Count the lines in the records below that contain the string "番号区分", and give only the number.

[Region boundary data]
^^^^^^^^
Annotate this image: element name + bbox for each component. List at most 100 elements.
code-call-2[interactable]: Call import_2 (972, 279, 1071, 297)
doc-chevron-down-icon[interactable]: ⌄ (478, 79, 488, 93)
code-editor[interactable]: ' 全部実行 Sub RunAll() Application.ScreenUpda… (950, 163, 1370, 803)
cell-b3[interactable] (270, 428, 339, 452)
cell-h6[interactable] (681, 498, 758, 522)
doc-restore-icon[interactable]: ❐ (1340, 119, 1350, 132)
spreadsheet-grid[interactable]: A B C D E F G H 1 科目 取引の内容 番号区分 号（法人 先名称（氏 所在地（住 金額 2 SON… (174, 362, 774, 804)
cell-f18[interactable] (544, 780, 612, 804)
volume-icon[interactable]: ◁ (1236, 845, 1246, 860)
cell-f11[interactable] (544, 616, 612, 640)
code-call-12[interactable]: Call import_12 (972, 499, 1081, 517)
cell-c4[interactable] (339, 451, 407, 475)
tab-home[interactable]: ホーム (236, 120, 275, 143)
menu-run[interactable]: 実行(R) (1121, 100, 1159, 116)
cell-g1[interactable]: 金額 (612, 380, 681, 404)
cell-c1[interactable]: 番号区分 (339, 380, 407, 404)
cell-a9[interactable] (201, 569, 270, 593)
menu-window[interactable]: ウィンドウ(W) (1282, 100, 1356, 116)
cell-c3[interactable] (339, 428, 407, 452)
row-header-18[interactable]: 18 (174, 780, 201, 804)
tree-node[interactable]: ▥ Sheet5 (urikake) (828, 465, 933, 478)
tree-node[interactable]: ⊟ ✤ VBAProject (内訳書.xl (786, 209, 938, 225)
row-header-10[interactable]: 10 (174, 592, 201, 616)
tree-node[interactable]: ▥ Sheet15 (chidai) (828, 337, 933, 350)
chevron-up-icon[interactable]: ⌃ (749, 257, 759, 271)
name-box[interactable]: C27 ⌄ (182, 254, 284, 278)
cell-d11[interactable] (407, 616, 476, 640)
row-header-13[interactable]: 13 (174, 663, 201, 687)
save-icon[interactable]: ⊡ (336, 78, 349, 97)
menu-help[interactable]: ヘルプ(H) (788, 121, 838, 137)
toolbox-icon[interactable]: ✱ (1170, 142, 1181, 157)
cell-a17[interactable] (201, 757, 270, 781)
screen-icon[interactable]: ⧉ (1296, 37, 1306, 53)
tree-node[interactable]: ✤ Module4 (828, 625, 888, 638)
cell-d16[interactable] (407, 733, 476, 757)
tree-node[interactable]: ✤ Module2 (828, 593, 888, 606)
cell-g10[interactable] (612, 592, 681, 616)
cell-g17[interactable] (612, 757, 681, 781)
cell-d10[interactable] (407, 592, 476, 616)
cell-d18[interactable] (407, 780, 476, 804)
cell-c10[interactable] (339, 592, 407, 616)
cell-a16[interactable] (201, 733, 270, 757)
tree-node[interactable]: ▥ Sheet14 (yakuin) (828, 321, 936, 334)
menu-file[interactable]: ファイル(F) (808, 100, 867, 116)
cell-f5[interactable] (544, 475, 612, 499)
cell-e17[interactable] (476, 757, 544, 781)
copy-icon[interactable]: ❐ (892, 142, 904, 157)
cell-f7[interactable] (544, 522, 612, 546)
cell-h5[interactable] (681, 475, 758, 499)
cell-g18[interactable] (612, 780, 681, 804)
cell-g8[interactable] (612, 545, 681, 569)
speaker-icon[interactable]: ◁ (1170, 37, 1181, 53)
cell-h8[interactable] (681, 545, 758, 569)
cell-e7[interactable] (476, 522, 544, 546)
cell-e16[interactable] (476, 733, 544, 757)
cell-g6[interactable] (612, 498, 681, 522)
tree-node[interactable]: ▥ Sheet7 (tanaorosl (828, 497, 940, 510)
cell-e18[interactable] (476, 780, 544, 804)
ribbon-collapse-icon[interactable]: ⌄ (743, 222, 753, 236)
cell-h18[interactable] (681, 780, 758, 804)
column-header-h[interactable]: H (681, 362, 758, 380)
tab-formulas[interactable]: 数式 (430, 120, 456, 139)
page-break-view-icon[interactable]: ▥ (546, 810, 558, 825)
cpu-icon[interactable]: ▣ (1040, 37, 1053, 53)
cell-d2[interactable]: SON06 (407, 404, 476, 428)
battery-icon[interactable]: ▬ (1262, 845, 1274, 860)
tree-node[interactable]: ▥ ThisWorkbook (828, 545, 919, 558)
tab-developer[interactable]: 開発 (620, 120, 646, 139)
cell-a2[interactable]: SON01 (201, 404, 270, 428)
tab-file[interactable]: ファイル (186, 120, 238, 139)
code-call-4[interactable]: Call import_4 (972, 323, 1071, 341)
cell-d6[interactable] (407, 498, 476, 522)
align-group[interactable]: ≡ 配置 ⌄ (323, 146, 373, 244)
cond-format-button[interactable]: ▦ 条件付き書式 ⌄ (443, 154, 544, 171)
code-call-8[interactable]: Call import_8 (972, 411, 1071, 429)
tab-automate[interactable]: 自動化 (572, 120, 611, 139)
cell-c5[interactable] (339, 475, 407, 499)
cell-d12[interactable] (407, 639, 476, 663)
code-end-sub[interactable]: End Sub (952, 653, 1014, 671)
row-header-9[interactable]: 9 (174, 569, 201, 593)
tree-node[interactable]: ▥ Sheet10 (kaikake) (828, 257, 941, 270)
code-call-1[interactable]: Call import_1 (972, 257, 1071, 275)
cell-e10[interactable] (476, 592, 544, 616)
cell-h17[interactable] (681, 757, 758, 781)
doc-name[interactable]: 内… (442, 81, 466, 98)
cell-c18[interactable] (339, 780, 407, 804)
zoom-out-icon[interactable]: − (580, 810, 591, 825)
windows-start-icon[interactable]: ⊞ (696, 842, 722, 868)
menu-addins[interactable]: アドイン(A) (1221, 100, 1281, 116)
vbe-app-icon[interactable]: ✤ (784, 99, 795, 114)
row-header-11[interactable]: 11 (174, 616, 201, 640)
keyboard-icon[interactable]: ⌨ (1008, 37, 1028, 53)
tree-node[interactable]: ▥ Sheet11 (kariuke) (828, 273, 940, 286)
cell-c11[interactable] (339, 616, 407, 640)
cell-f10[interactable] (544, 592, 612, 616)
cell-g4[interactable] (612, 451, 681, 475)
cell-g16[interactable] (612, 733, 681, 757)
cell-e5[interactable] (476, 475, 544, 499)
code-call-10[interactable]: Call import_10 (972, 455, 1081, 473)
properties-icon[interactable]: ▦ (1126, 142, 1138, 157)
^^^^^^^^
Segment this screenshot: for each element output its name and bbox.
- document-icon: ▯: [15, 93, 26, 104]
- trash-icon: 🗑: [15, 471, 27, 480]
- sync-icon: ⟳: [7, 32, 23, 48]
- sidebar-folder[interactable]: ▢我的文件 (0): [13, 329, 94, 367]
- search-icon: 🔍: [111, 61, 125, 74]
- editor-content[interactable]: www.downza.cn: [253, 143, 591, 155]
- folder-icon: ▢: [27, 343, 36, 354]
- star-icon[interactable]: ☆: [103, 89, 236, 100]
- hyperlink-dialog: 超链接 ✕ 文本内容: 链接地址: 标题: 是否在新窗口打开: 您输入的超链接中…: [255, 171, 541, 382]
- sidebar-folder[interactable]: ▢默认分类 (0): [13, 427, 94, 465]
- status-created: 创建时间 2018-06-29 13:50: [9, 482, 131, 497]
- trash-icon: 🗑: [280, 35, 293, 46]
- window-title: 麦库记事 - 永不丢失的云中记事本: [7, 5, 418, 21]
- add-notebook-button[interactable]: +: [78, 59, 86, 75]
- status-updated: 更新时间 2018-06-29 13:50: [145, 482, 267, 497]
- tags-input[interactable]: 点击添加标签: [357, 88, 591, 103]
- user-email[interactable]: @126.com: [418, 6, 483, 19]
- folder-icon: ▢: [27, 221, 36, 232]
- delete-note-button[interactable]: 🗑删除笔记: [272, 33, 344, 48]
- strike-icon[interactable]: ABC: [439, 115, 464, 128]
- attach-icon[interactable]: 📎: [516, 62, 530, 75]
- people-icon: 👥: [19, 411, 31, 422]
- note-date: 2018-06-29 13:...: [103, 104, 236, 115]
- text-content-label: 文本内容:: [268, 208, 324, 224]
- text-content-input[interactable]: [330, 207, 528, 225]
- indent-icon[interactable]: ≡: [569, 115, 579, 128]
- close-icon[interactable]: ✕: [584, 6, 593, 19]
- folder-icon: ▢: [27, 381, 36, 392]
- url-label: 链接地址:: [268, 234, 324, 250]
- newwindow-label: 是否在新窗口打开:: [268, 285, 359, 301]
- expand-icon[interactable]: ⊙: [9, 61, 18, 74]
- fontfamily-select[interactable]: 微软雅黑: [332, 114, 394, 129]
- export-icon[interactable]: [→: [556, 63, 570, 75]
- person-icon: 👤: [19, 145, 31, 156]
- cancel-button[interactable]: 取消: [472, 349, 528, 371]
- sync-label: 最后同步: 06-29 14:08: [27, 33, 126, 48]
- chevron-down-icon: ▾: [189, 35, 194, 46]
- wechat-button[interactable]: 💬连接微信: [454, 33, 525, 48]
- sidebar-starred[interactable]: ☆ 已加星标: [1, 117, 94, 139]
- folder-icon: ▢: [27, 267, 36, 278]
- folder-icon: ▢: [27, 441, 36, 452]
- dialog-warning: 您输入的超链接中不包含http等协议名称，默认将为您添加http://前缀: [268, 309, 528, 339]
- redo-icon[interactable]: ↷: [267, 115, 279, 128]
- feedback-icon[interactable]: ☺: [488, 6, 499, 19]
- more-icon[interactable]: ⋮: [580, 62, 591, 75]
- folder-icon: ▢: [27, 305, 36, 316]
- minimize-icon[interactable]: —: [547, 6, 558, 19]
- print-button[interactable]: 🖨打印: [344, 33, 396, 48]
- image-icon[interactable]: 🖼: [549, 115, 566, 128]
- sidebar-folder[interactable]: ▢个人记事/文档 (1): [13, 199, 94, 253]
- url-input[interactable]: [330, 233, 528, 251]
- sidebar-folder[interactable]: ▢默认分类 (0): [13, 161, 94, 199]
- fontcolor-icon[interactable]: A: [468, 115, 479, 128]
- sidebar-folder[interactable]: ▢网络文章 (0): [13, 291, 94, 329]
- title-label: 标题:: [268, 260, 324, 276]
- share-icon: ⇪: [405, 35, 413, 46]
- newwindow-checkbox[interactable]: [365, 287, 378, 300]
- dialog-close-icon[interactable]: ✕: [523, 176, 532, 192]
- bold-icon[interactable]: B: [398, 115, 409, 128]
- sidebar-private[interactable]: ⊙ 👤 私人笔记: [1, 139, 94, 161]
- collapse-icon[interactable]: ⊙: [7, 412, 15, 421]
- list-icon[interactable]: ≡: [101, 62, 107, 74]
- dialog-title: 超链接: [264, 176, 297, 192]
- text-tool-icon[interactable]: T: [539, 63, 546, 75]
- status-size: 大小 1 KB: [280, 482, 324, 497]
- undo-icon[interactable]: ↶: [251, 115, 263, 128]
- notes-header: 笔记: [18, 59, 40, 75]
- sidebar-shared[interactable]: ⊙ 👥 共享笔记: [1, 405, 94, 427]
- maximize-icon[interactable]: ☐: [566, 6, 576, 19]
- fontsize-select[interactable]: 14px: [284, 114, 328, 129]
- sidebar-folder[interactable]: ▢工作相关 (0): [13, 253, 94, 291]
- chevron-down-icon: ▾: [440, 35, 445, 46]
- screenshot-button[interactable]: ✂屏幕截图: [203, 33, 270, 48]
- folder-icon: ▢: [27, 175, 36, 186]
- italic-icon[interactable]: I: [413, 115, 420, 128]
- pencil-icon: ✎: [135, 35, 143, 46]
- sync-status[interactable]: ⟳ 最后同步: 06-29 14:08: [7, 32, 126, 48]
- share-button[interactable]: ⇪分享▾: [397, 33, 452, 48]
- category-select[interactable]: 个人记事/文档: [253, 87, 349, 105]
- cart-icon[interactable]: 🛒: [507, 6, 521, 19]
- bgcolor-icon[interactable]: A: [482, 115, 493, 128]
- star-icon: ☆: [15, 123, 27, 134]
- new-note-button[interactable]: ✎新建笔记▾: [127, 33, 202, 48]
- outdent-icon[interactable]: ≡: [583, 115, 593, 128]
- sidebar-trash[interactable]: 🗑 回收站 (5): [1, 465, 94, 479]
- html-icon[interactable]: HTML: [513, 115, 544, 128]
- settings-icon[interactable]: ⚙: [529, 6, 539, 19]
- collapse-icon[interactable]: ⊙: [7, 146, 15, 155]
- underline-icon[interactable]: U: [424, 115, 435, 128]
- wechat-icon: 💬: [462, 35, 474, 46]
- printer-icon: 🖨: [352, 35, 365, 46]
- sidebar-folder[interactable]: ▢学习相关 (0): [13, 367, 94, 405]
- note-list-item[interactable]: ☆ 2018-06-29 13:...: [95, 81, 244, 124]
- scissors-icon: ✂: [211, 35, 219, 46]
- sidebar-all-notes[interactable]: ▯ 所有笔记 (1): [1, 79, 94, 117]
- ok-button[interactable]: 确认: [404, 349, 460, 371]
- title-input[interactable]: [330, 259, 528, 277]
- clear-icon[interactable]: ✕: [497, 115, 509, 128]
^^^^^^^^
#### The output:
2